↓↓↓
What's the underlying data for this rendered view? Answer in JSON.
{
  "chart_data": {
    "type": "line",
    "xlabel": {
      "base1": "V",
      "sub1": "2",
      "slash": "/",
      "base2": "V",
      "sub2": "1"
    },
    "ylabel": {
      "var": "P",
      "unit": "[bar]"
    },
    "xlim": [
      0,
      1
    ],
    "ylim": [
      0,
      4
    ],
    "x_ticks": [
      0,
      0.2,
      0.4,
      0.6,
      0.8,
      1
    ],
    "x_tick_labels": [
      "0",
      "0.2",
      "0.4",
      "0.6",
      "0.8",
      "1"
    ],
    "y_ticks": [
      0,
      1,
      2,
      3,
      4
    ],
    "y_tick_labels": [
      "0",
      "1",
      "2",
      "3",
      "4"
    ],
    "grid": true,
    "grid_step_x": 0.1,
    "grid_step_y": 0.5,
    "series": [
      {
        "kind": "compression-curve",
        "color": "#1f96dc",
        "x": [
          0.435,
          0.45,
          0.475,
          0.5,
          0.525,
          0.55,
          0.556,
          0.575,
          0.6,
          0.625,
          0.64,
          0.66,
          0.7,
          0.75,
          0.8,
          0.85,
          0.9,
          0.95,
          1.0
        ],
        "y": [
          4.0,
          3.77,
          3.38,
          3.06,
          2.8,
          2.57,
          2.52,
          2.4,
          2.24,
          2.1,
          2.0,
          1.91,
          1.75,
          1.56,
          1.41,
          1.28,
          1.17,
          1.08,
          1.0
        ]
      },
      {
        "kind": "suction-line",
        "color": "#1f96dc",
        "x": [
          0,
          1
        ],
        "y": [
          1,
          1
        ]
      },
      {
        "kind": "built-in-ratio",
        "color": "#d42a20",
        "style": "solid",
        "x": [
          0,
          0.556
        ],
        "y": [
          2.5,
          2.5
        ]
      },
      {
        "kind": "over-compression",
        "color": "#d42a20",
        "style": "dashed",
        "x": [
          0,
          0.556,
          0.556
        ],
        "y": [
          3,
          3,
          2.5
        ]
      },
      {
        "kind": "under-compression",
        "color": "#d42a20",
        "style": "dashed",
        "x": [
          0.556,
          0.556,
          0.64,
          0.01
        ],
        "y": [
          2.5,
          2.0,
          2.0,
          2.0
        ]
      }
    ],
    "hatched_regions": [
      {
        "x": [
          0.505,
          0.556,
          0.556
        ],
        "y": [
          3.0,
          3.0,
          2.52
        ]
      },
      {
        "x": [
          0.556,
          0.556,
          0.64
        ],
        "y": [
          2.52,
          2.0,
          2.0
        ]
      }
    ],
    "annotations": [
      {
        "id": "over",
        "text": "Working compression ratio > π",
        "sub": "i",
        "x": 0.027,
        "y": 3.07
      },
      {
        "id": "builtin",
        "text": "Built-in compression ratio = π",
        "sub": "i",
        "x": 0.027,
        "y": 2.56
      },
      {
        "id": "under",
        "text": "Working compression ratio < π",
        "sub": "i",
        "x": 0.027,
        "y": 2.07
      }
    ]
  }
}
↑↑↑
◆ Exercise brief ◆
From the listing above, extract all records word for word.

◆ Answer to this exercise ◆
What's the underlying data for this rendered view? Answer in JSON.
{
  "chart_data": {
    "type": "line",
    "xlabel": {
      "base1": "V",
      "sub1": "2",
      "slash": "/",
      "base2": "V",
      "sub2": "1"
    },
    "ylabel": {
      "var": "P",
      "unit": "[bar]"
    },
    "xlim": [
      0,
      1
    ],
    "ylim": [
      0,
      4
    ],
    "x_ticks": [
      0,
      0.2,
      0.4,
      0.6,
      0.8,
      1
    ],
    "x_tick_labels": [
      "0",
      "0.2",
      "0.4",
      "0.6",
      "0.8",
      "1"
    ],
    "y_ticks": [
      0,
      1,
      2,
      3,
      4
    ],
    "y_tick_labels": [
      "0",
      "1",
      "2",
      "3",
      "4"
    ],
    "grid": true,
    "grid_step_x": 0.1,
    "grid_step_y": 0.5,
    "series": [
      {
        "kind": "compression-curve",
        "color": "#1f96dc",
        "x": [
          0.435,
          0.45,
          0.475,
          0.5,
          0.525,
          0.55,
          0.556,
          0.575,
          0.6,
          0.625,
          0.64,
          0.66,
          0.7,
          0.75,
          0.8,
          0.85,
          0.9,
          0.95,
          1.0
        ],
        "y": [
          4.0,
          3.77,
          3.38,
          3.06,
          2.8,
          2.57,
          2.52,
          2.4,
          2.24,
          2.1,
          2.0,
          1.91,
          1.75,
          1.56,
          1.41,
          1.28,
          1.17,
          1.08,
          1.0
        ]
      },
      {
        "kind": "suction-line",
        "color": "#1f96dc",
        "x": [
          0,
          1
        ],
        "y": [
          1,
          1
        ]
      },
      {
        "kind": "built-in-ratio",
        "color": "#d42a20",
        "style": "solid",
        "x": [
          0,
          0.556
        ],
        "y": [
          2.5,
          2.5
        ]
      },
      {
        "kind": "over-compression",
        "color": "#d42a20",
        "style": "dashed",
        "x": [
          0,
          0.556,
          0.556
        ],
        "y": [
          3,
          3,
          2.5
        ]
      },
      {
        "kind": "under-compression",
        "color": "#d42a20",
        "style": "dashed",
        "x": [
          0.556,
          0.556,
          0.64,
          0.01
        ],
        "y": [
          2.5,
          2.0,
          2.0,
          2.0
        ]
      }
    ],
    "hatched_regions": [
      {
        "x": [
          0.505,
          0.556,
          0.556
        ],
        "y": [
          3.0,
          3.0,
          2.52
        ]
      },
      {
        "x": [
          0.556,
          0.556,
          0.64
        ],
        "y": [
          2.52,
          2.0,
          2.0
        ]
      }
    ],
    "annotations": [
      {
        "id": "over",
        "text": "Working compression ratio > π",
        "sub": "i",
        "x": 0.027,
        "y": 3.07
      },
      {
        "id": "builtin",
        "text": "Built-in compression ratio = π",
        "sub": "i",
        "x": 0.027,
        "y": 2.56
      },
      {
        "id": "under",
        "text": "Working compression ratio < π",
        "sub": "i",
        "x": 0.027,
        "y": 2.07
      }
    ]
  }
}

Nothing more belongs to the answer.